_Selected passage_:
- Opening Delimiter -
WatchDog and Sys.getTimer() in the Simulator and in real devices... how do they really work ?

I have a loop that can execute for a fairly long time and was triggering the WatchDog timer in the Simulator.

I've made changes so that the operations are executed in multiple passes, limiting the number of times through the loop on each pass by taking the starting time from Sys.getTimer() then before starting each successive pass I call Sys.getTimer() and check for the number of mS passed.

My successive passes are run on a 1 second interval using a timer callback.

From other posts in the forums I read that the WatchDog is set to something around 5 Seconds. I also saw something that indicated that the WatchDog isn't time based, it's counting op codes executed or some equivalent.

I figured with each pass being started on 1 second intervals, if I exit the loop after 200ms I should be really safe.

That's not how it works. The WatchDog gets triggered at various times before my loop reaches 100mS according to Sys.getTimer().

If you understand the relationship between the WatchDog and the values returned from Sys.getTimer() in the simulator, please explain to I can choose a bullet proof way to let my code execute in the Simulator and in real devices without being terminated by the WatchDog and without sitting idle for a high percentage of the time.

Thanks

  • The watchdog is based on the number of byte codes executed without returning the the System (actually the VM)

    In a watch face,onUpdate is called at most every second for 10 seconds, and timers can only be used when in high power.

  • Hi Jim,

    I'm working on an App rather than a watch face.

    Is there any relationship that you know of between the number of byte codes that trigger the Watchdog and the values returned by Sys.getTimer() ? Any number of mS of execution that should be safe, on the Sim and on a device ?

  • The watchdog is the same for all app types, but does vary by device.  No sture why you are even using Sys.getTimer.  In a device app you can use a timer that fires every 300ms or something

  • The code is in a loop. At the bottom of each loop I read Sys.getTimer() and compare with the start time reported by Sys.getTimer() to control whether I'll go round the loop again. Seemed straight forward and easy to just read the system mS timer.

  • You could do it that way, but remember, it's not the time but the bytecodes.

  • It seems like that puts me (and others) in a bind unless there's some way to read the number of byte codes executed since the watchdog was last reset.

    Is there any known relationship between the watchdog setting on a given device and actual time ?

  • I think another approach would be to ensure that every execution pass only executes a fixed number of statements (which would be the case for most code, unless the amount of executed code per pass is determined dynamically, as in your case, or based or user input / outside data).

    Then you just run your one pass of your code, note that it doesn't trip your watchdog, and call it a day.

    IOW, why make something dynamic (and prone to run-time unpredictability), when you can make it static and test it once? (This of course assumes that the watchdog limit is the same in the simulator and across all devices. If we can't make that assumption, then you could also test it once on a real device. EDIT: Now I see above that it's different across devices, which is unfortunate. But assuming that the limit in the sim reflects the real device, you could test your app in the sim for every supported device.)

    If your code needs to parse outside data which can change in size, then you test it on the largest possible (or practical) input. (And if you need to handle input that's too large for 1 pass, then you have to split up input parsing into multiple pieces.)

  • It seems like that puts me (and others) in a bind unless there's some way to read the number of byte codes executed since the watchdog was last reset.
- Closing Delimiter -
_Supplied information_:
- Opening Delimiter -
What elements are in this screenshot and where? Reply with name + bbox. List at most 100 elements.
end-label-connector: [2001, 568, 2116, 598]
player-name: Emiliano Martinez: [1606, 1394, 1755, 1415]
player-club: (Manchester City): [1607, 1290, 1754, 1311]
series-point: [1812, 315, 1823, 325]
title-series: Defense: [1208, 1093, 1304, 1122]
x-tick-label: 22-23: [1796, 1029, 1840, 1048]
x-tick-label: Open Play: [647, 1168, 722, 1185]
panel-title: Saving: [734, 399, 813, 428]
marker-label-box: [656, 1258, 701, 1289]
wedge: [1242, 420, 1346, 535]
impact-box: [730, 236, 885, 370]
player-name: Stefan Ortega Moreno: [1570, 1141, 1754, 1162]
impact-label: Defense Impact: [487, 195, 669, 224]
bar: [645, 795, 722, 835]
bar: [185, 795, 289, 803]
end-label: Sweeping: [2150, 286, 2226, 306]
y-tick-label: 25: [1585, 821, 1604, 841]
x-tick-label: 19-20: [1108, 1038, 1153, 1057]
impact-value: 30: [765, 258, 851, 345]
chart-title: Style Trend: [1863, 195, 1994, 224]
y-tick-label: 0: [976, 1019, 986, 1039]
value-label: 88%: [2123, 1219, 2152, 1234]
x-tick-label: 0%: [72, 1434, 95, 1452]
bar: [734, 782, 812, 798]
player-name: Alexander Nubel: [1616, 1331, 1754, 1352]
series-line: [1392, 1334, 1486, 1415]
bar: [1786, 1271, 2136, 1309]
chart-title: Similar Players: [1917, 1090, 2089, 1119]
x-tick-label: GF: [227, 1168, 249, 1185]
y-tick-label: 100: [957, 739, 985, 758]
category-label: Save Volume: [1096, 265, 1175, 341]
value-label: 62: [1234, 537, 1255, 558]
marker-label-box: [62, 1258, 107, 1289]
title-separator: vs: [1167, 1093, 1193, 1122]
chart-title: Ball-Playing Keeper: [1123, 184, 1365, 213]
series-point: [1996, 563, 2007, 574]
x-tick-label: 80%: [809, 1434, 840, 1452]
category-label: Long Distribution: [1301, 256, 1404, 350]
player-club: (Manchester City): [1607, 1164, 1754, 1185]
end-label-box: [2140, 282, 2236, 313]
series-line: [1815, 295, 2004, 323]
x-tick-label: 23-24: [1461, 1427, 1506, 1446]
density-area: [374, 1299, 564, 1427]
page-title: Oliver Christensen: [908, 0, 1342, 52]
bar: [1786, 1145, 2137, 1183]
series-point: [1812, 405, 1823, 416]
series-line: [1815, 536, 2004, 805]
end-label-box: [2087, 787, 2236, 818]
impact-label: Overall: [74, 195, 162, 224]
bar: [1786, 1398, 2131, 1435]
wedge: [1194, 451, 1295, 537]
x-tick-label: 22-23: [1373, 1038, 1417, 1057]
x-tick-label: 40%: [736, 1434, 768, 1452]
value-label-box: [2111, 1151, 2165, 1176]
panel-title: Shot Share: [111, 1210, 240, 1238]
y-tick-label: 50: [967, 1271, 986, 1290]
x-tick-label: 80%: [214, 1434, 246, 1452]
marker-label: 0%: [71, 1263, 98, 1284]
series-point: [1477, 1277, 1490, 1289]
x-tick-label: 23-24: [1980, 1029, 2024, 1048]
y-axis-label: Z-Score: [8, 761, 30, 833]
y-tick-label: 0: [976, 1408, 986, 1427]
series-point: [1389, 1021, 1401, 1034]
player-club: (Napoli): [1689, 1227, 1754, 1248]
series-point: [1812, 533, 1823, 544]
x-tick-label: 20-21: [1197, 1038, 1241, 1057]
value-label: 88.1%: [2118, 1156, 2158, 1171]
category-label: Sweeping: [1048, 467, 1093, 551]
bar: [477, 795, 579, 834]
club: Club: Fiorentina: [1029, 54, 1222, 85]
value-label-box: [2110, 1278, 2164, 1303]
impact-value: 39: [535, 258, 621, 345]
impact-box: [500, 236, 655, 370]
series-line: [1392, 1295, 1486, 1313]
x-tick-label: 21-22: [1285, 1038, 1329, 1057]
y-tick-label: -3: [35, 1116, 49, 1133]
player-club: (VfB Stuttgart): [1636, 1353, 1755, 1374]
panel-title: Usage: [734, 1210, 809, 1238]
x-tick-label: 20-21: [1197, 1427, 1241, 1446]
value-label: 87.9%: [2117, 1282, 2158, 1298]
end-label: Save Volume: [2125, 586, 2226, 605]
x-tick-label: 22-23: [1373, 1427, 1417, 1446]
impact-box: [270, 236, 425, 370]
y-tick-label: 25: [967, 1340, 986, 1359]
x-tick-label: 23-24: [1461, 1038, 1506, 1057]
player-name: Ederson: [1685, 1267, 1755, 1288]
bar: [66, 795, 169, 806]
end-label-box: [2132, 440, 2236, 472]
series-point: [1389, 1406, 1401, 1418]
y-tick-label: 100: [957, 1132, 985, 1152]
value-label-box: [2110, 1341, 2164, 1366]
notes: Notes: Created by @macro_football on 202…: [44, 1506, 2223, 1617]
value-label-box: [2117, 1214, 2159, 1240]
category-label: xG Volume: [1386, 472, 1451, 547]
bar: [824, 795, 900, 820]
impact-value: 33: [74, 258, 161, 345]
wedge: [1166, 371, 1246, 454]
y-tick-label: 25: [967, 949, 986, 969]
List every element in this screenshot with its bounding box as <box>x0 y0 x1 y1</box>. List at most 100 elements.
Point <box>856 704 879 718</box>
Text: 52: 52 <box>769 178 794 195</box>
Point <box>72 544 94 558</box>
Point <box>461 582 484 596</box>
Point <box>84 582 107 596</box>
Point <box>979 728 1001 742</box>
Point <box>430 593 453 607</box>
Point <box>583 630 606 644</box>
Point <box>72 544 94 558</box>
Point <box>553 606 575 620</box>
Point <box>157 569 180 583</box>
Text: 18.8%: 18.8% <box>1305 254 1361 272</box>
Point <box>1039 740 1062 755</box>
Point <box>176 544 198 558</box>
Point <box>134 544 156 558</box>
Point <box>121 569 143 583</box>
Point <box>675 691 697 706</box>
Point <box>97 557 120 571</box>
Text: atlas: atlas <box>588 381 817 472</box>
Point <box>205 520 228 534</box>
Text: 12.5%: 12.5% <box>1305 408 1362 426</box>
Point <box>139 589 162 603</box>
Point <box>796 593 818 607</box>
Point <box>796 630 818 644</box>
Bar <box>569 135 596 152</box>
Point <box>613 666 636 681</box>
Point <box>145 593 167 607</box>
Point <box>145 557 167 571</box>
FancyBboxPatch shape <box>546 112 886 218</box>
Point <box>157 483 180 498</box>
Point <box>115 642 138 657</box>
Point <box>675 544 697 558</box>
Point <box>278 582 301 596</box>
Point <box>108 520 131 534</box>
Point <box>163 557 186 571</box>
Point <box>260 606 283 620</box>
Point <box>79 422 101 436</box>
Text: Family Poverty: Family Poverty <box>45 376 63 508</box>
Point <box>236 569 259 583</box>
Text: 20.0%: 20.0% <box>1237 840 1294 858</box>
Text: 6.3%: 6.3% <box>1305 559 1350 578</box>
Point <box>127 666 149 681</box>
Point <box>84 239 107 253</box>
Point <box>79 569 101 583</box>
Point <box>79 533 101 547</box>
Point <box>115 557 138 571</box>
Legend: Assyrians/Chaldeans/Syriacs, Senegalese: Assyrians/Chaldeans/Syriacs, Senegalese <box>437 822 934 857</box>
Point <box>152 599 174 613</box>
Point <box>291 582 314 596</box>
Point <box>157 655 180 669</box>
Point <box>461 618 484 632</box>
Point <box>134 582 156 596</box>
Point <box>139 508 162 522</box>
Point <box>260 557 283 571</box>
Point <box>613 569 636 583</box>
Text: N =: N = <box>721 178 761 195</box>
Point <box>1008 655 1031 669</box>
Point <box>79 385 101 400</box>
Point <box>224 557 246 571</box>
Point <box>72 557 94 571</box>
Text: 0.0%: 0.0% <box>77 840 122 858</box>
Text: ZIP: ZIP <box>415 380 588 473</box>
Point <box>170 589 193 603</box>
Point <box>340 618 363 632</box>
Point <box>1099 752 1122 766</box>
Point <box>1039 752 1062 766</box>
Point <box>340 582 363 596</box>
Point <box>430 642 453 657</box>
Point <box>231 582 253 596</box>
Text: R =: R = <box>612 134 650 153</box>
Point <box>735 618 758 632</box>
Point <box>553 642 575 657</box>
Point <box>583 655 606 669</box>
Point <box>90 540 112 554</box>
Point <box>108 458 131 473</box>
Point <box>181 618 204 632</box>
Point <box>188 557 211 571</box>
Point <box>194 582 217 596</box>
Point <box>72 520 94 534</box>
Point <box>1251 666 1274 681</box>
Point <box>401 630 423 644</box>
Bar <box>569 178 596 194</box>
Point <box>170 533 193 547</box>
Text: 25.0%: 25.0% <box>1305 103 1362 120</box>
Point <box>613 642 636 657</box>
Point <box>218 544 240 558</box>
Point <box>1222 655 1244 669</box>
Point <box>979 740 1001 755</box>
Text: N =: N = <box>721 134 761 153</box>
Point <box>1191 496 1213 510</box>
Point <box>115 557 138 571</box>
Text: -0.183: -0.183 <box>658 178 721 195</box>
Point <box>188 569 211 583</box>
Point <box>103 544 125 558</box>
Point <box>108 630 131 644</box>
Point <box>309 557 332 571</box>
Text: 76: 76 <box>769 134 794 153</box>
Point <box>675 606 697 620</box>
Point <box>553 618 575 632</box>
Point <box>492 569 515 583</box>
- Closing Delimiter -
_Problem A_:
In the watchdog forum thread, what is the watchdog based on?
_Problem B_:
Write out the watchdog forum thread from "WatchDog and Sys.getTimer()" down to "in the Simulator.".

_Response A_:
It is based on the number of byte codes executed without returning to the system (actually the VM).

_Response B_:
WatchDog and Sys.getTimer() in the Simulator and in real devices... how do they really work ?

I have a loop that can execute for a fairly long time and was triggering the WatchDog timer in the Simulator.